> **What you will do**
Type out every line below exactly as it reads.

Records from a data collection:
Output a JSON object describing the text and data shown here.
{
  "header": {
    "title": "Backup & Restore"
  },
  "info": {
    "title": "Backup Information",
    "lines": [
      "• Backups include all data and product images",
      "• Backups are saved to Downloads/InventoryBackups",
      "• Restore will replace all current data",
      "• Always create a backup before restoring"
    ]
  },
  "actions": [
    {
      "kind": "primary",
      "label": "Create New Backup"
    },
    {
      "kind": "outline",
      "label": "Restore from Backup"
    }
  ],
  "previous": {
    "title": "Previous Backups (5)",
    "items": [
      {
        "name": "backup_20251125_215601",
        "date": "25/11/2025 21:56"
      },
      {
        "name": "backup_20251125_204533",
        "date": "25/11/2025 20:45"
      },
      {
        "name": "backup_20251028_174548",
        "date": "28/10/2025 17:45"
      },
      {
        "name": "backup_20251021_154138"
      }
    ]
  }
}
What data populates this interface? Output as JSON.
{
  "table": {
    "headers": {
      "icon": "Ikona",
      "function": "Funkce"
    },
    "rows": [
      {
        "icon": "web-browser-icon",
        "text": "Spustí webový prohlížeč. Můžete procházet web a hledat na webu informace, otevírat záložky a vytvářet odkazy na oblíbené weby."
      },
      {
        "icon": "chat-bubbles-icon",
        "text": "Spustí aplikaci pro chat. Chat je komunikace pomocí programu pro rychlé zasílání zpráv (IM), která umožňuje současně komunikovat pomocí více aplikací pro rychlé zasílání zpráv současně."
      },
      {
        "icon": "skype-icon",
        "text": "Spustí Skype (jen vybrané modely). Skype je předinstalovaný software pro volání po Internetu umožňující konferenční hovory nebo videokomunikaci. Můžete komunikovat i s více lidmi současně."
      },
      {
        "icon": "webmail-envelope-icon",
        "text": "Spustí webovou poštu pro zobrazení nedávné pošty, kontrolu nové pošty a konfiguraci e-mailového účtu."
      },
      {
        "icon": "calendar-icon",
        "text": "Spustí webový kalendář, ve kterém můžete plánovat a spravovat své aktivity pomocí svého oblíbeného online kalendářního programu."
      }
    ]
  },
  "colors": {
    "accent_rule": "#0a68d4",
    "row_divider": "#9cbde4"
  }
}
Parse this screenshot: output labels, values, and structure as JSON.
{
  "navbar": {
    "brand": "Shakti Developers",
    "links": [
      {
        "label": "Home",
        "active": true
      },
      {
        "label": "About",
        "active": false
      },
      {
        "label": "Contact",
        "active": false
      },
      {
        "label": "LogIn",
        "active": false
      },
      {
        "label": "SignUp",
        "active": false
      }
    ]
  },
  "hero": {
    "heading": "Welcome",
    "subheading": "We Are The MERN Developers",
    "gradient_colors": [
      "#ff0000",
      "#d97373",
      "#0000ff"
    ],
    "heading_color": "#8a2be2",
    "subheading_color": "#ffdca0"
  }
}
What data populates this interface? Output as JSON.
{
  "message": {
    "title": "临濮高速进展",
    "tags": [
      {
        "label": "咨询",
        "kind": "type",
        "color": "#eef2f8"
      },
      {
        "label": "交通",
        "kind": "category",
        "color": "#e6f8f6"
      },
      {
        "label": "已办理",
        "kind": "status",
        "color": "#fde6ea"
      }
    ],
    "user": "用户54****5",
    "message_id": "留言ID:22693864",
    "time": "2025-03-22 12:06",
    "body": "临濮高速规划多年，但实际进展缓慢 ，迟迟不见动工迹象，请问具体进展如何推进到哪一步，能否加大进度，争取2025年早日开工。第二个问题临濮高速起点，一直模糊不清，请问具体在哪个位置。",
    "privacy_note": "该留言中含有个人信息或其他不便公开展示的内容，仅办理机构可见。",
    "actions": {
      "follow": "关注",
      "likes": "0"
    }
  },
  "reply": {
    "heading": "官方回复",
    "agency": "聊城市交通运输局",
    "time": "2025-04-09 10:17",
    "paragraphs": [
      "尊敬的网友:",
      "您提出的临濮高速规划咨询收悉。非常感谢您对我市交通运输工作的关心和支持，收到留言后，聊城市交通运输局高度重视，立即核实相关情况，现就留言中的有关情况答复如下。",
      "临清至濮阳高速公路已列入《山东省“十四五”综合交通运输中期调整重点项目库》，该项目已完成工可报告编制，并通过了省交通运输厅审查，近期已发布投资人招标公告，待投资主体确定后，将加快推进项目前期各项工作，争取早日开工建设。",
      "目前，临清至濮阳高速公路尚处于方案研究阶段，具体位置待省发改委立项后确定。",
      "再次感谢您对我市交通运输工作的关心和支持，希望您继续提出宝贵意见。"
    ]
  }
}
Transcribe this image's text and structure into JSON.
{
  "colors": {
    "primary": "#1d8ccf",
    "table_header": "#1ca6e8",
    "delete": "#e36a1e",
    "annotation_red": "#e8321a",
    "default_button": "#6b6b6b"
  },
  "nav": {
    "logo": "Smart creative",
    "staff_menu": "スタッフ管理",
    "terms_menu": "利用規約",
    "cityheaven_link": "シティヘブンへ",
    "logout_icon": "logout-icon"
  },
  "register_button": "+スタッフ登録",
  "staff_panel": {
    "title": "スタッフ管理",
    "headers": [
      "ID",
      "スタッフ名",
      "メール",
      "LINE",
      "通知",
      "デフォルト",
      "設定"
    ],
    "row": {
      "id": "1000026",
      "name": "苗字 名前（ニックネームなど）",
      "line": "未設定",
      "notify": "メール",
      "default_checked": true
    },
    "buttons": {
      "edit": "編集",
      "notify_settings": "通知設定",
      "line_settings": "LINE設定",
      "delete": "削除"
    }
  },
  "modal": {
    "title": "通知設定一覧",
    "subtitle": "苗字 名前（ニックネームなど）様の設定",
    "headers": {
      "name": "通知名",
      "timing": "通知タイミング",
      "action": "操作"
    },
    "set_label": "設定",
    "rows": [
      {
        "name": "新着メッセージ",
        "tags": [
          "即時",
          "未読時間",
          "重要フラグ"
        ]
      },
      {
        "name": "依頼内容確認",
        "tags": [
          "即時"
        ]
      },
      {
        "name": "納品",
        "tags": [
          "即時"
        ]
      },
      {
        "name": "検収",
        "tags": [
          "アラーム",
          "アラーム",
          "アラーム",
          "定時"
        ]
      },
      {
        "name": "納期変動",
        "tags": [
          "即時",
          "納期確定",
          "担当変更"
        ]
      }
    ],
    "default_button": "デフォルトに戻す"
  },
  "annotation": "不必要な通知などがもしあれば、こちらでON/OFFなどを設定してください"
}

> **Problem solution**
Output a JSON object describing the text and data shown here.
{
  "header": {
    "title": "Backup & Restore"
  },
  "info": {
    "title": "Backup Information",
    "lines": [
      "• Backups include all data and product images",
      "• Backups are saved to Downloads/InventoryBackups",
      "• Restore will replace all current data",
      "• Always create a backup before restoring"
    ]
  },
  "actions": [
    {
      "kind": "primary",
      "label": "Create New Backup"
    },
    {
      "kind": "outline",
      "label": "Restore from Backup"
    }
  ],
  "previous": {
    "title": "Previous Backups (5)",
    "items": [
      {
        "name": "backup_20251125_215601",
        "date": "25/11/2025 21:56"
      },
      {
        "name": "backup_20251125_204533",
        "date": "25/11/2025 20:45"
      },
      {
        "name": "backup_20251028_174548",
        "date": "28/10/2025 17:45"
      },
      {
        "name": "backup_20251021_154138"
      }
    ]
  }
}
What data populates this interface? Output as JSON.
{
  "table": {
    "headers": {
      "icon": "Ikona",
      "function": "Funkce"
    },
    "rows": [
      {
        "icon": "web-browser-icon",
        "text": "Spustí webový prohlížeč. Můžete procházet web a hledat na webu informace, otevírat záložky a vytvářet odkazy na oblíbené weby."
      },
      {
        "icon": "chat-bubbles-icon",
        "text": "Spustí aplikaci pro chat. Chat je komunikace pomocí programu pro rychlé zasílání zpráv (IM), která umožňuje současně komunikovat pomocí více aplikací pro rychlé zasílání zpráv současně."
      },
      {
        "icon": "skype-icon",
        "text": "Spustí Skype (jen vybrané modely). Skype je předinstalovaný software pro volání po Internetu umožňující konferenční hovory nebo videokomunikaci. Můžete komunikovat i s více lidmi současně."
      },
      {
        "icon": "webmail-envelope-icon",
        "text": "Spustí webovou poštu pro zobrazení nedávné pošty, kontrolu nové pošty a konfiguraci e-mailového účtu."
      },
      {
        "icon": "calendar-icon",
        "text": "Spustí webový kalendář, ve kterém můžete plánovat a spravovat své aktivity pomocí svého oblíbeného online kalendářního programu."
      }
    ]
  },
  "colors": {
    "accent_rule": "#0a68d4",
    "row_divider": "#9cbde4"
  }
}
Parse this screenshot: output labels, values, and structure as JSON.
{
  "navbar": {
    "brand": "Shakti Developers",
    "links": [
      {
        "label": "Home",
        "active": true
      },
      {
        "label": "About",
        "active": false
      },
      {
        "label": "Contact",
        "active": false
      },
      {
        "label": "LogIn",
        "active": false
      },
      {
        "label": "SignUp",
        "active": false
      }
    ]
  },
  "hero": {
    "heading": "Welcome",
    "subheading": "We Are The MERN Developers",
    "gradient_colors": [
      "#ff0000",
      "#d97373",
      "#0000ff"
    ],
    "heading_color": "#8a2be2",
    "subheading_color": "#ffdca0"
  }
}
What data populates this interface? Output as JSON.
{
  "message": {
    "title": "临濮高速进展",
    "tags": [
      {
        "label": "咨询",
        "kind": "type",
        "color": "#eef2f8"
      },
      {
        "label": "交通",
        "kind": "category",
        "color": "#e6f8f6"
      },
      {
        "label": "已办理",
        "kind": "status",
        "color": "#fde6ea"
      }
    ],
    "user": "用户54****5",
    "message_id": "留言ID:22693864",
    "time": "2025-03-22 12:06",
    "body": "临濮高速规划多年，但实际进展缓慢 ，迟迟不见动工迹象，请问具体进展如何推进到哪一步，能否加大进度，争取2025年早日开工。第二个问题临濮高速起点，一直模糊不清，请问具体在哪个位置。",
    "privacy_note": "该留言中含有个人信息或其他不便公开展示的内容，仅办理机构可见。",
    "actions": {
      "follow": "关注",
      "likes": "0"
    }
  },
  "reply": {
    "heading": "官方回复",
    "agency": "聊城市交通运输局",
    "time": "2025-04-09 10:17",
    "paragraphs": [
      "尊敬的网友:",
      "您提出的临濮高速规划咨询收悉。非常感谢您对我市交通运输工作的关心和支持，收到留言后，聊城市交通运输局高度重视，立即核实相关情况，现就留言中的有关情况答复如下。",
      "临清至濮阳高速公路已列入《山东省“十四五”综合交通运输中期调整重点项目库》，该项目已完成工可报告编制，并通过了省交通运输厅审查，近期已发布投资人招标公告，待投资主体确定后，将加快推进项目前期各项工作，争取早日开工建设。",
      "目前，临清至濮阳高速公路尚处于方案研究阶段，具体位置待省发改委立项后确定。",
      "再次感谢您对我市交通运输工作的关心和支持，希望您继续提出宝贵意见。"
    ]
  }
}
Transcribe this image's text and structure into JSON.
{
  "colors": {
    "primary": "#1d8ccf",
    "table_header": "#1ca6e8",
    "delete": "#e36a1e",
    "annotation_red": "#e8321a",
    "default_button": "#6b6b6b"
  },
  "nav": {
    "logo": "Smart creative",
    "staff_menu": "スタッフ管理",
    "terms_menu": "利用規約",
    "cityheaven_link": "シティヘブンへ",
    "logout_icon": "logout-icon"
  },
  "register_button": "+スタッフ登録",
  "staff_panel": {
    "title": "スタッフ管理",
    "headers": [
      "ID",
      "スタッフ名",
      "メール",
      "LINE",
      "通知",
      "デフォルト",
      "設定"
    ],
    "row": {
      "id": "1000026",
      "name": "苗字 名前（ニックネームなど）",
      "line": "未設定",
      "notify": "メール",
      "default_checked": true
    },
    "buttons": {
      "edit": "編集",
      "notify_settings": "通知設定",
      "line_settings": "LINE設定",
      "delete": "削除"
    }
  },
  "modal": {
    "title": "通知設定一覧",
    "subtitle": "苗字 名前（ニックネームなど）様の設定",
    "headers": {
      "name": "通知名",
      "timing": "通知タイミング",
      "action": "操作"
    },
    "set_label": "設定",
    "rows": [
      {
        "name": "新着メッセージ",
        "tags": [
          "即時",
          "未読時間",
          "重要フラグ"
        ]
      },
      {
        "name": "依頼内容確認",
        "tags": [
          "即時"
        ]
      },
      {
        "name": "納品",
        "tags": [
          "即時"
        ]
      },
      {
        "name": "検収",
        "tags": [
          "アラーム",
          "アラーム",
          "アラーム",
          "定時"
        ]
      },
      {
        "name": "納期変動",
        "tags": [
          "即時",
          "納期確定",
          "担当変更"
        ]
      }
    ],
    "default_button": "デフォルトに戻す"
  },
  "annotation": "不必要な通知などがもしあれば、こちらでON/OFFなどを設定してください"
}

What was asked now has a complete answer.